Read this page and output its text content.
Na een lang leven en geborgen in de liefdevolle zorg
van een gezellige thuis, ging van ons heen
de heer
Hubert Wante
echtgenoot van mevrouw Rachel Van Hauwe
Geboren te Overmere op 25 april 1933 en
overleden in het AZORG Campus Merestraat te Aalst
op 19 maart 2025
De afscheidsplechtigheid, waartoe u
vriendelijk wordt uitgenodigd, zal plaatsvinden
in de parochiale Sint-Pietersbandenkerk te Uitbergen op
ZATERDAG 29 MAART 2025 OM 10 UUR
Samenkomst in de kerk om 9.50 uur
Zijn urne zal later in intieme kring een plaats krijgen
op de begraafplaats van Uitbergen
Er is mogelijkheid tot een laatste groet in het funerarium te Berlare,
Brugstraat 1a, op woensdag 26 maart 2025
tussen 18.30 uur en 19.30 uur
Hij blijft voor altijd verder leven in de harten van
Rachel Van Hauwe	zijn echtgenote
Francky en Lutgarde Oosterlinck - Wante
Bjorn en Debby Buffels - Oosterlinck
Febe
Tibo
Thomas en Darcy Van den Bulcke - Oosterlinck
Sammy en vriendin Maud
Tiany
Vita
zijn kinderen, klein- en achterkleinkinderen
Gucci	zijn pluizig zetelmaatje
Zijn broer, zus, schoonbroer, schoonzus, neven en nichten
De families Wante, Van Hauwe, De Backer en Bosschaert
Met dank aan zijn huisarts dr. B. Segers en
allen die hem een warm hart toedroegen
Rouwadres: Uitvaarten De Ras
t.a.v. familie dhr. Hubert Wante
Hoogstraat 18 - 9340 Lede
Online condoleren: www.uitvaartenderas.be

════════

• _Required task_: Output nothing but the number of lines in the data containing the string "Hauwe".

• _Result of the task_: 3